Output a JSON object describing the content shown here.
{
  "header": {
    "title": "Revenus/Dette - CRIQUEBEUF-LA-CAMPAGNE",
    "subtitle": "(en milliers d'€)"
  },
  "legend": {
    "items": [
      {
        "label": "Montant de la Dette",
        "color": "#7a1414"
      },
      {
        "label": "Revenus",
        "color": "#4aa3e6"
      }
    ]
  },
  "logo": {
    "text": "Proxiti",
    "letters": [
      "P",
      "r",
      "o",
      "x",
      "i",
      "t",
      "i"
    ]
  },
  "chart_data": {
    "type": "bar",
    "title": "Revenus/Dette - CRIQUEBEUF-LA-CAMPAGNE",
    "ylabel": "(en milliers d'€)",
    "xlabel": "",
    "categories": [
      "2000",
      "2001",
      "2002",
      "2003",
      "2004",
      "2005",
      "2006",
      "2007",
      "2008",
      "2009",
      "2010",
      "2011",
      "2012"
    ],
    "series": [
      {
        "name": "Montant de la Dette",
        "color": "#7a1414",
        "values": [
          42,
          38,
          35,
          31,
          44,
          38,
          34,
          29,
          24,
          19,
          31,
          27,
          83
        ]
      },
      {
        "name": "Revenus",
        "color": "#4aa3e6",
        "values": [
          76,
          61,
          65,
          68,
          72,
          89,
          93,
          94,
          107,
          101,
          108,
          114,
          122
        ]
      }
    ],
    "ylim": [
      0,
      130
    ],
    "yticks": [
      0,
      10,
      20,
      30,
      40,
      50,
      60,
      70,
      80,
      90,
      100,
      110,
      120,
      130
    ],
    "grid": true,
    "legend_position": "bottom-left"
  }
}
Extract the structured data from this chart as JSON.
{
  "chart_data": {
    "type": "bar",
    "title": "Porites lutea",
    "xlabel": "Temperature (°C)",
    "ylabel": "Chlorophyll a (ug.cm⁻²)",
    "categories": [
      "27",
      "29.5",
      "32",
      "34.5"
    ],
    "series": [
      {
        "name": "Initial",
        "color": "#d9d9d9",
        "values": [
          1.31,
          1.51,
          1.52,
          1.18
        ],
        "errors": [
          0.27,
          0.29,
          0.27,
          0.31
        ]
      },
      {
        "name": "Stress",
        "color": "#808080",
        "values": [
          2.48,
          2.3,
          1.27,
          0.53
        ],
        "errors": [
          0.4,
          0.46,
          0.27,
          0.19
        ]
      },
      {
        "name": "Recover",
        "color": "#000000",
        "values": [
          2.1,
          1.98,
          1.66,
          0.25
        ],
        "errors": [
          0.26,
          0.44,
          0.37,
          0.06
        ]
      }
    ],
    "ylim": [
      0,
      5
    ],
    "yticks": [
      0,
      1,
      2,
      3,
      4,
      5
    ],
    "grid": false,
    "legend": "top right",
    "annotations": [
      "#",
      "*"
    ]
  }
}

TASK DESCRIPTION: Provide all the records again, word for word.

COMPLETED TASK:
Output a JSON object describing the content shown here.
{
  "header": {
    "title": "Revenus/Dette - CRIQUEBEUF-LA-CAMPAGNE",
    "subtitle": "(en milliers d'€)"
  },
  "legend": {
    "items": [
      {
        "label": "Montant de la Dette",
        "color": "#7a1414"
      },
      {
        "label": "Revenus",
        "color": "#4aa3e6"
      }
    ]
  },
  "logo": {
    "text": "Proxiti",
    "letters": [
      "P",
      "r",
      "o",
      "x",
      "i",
      "t",
      "i"
    ]
  },
  "chart_data": {
    "type": "bar",
    "title": "Revenus/Dette - CRIQUEBEUF-LA-CAMPAGNE",
    "ylabel": "(en milliers d'€)",
    "xlabel": "",
    "categories": [
      "2000",
      "2001",
      "2002",
      "2003",
      "2004",
      "2005",
      "2006",
      "2007",
      "2008",
      "2009",
      "2010",
      "2011",
      "2012"
    ],
    "series": [
      {
        "name": "Montant de la Dette",
        "color": "#7a1414",
        "values": [
          42,
          38,
          35,
          31,
          44,
          38,
          34,
          29,
          24,
          19,
          31,
          27,
          83
        ]
      },
      {
        "name": "Revenus",
        "color": "#4aa3e6",
        "values": [
          76,
          61,
          65,
          68,
          72,
          89,
          93,
          94,
          107,
          101,
          108,
          114,
          122
        ]
      }
    ],
    "ylim": [
      0,
      130
    ],
    "yticks": [
      0,
      10,
      20,
      30,
      40,
      50,
      60,
      70,
      80,
      90,
      100,
      110,
      120,
      130
    ],
    "grid": true,
    "legend_position": "bottom-left"
  }
}
Extract the structured data from this chart as JSON.
{
  "chart_data": {
    "type": "bar",
    "title": "Porites lutea",
    "xlabel": "Temperature (°C)",
    "ylabel": "Chlorophyll a (ug.cm⁻²)",
    "categories": [
      "27",
      "29.5",
      "32",
      "34.5"
    ],
    "series": [
      {
        "name": "Initial",
        "color": "#d9d9d9",
        "values": [
          1.31,
          1.51,
          1.52,
          1.18
        ],
        "errors": [
          0.27,
          0.29,
          0.27,
          0.31
        ]
      },
      {
        "name": "Stress",
        "color": "#808080",
        "values": [
          2.48,
          2.3,
          1.27,
          0.53
        ],
        "errors": [
          0.4,
          0.46,
          0.27,
          0.19
        ]
      },
      {
        "name": "Recover",
        "color": "#000000",
        "values": [
          2.1,
          1.98,
          1.66,
          0.25
        ],
        "errors": [
          0.26,
          0.44,
          0.37,
          0.06
        ]
      }
    ],
    "ylim": [
      0,
      5
    ],
    "yticks": [
      0,
      1,
      2,
      3,
      4,
      5
    ],
    "grid": false,
    "legend": "top right",
    "annotations": [
      "#",
      "*"
    ]
  }
}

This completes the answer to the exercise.